Given information —
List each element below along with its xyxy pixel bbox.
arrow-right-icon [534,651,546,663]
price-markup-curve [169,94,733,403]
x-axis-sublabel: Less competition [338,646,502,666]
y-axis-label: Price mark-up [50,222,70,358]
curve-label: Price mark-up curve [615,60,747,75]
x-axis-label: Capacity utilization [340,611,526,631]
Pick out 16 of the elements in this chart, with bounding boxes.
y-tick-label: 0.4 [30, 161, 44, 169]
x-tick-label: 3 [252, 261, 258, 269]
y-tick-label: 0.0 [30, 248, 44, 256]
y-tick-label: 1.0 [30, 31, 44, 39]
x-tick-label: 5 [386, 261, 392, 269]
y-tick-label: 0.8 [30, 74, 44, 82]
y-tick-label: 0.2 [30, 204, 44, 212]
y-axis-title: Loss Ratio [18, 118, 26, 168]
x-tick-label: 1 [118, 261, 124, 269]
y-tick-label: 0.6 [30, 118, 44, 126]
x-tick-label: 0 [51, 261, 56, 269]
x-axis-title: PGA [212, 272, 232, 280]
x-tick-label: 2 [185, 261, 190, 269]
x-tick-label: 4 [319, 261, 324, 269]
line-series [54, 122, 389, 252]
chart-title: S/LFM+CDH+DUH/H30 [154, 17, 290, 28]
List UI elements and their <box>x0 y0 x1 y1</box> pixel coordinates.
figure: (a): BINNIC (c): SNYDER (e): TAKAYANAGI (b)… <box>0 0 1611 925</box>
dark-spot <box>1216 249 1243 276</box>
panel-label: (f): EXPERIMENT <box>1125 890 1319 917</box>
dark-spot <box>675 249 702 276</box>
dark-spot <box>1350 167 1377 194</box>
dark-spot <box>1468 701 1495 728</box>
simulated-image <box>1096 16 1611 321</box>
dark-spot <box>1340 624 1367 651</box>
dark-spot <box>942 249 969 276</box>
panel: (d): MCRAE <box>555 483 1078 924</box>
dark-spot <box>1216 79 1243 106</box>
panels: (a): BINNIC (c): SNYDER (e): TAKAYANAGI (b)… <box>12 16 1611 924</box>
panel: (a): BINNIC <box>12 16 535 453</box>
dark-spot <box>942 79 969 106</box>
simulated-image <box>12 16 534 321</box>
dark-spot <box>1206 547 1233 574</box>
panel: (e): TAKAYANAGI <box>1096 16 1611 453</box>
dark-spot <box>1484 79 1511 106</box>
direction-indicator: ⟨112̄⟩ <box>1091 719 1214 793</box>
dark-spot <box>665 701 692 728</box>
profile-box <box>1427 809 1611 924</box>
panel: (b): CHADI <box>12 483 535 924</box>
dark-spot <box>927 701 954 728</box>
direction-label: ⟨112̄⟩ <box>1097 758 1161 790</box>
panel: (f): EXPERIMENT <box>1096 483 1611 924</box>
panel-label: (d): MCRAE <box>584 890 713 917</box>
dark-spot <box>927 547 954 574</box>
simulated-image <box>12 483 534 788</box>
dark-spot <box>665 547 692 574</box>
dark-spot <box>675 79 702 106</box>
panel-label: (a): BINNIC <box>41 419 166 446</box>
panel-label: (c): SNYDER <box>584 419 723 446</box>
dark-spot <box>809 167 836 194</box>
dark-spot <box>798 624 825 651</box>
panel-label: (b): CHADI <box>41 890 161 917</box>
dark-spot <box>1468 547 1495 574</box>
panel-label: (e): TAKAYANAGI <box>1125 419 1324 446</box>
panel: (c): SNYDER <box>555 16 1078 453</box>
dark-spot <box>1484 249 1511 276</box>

What you will do —
Identify each line in the listing above that contains the string "simulated" and copy every such line in full.

Task result —
simulated-image <box>1096 16 1611 321</box>
simulated-image <box>12 16 534 321</box>
simulated-image <box>12 483 534 788</box>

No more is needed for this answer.